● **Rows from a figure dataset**
----

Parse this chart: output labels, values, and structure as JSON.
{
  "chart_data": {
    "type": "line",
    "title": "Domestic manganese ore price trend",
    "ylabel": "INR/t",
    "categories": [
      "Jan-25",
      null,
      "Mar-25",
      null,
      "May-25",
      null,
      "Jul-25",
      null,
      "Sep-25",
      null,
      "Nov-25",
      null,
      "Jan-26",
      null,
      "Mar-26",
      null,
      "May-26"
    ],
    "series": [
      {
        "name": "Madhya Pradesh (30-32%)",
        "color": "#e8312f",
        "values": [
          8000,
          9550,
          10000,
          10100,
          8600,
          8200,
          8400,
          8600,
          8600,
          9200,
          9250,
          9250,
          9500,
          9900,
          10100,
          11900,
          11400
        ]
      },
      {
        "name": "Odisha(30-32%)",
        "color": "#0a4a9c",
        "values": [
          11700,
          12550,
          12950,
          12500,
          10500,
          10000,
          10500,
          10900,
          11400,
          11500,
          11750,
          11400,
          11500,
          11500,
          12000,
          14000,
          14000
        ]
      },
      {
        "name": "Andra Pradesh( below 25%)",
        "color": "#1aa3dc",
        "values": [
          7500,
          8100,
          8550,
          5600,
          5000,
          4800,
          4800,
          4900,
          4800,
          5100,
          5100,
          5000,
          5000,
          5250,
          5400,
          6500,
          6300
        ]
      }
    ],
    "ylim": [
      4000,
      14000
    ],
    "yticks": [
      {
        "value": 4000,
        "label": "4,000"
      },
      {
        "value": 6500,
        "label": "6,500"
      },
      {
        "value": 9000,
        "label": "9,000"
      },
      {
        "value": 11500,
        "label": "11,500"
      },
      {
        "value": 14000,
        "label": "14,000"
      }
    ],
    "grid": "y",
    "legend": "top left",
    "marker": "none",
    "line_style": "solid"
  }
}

----

● **TASK GOAL**
Collect every line above that contains the word "name".

● **SOLUTION TO THE EXERCISE**
        "name": "Madhya Pradesh (30-32%)",
        "name": "Odisha(30-32%)",
        "name": "Andra Pradesh( below 25%)",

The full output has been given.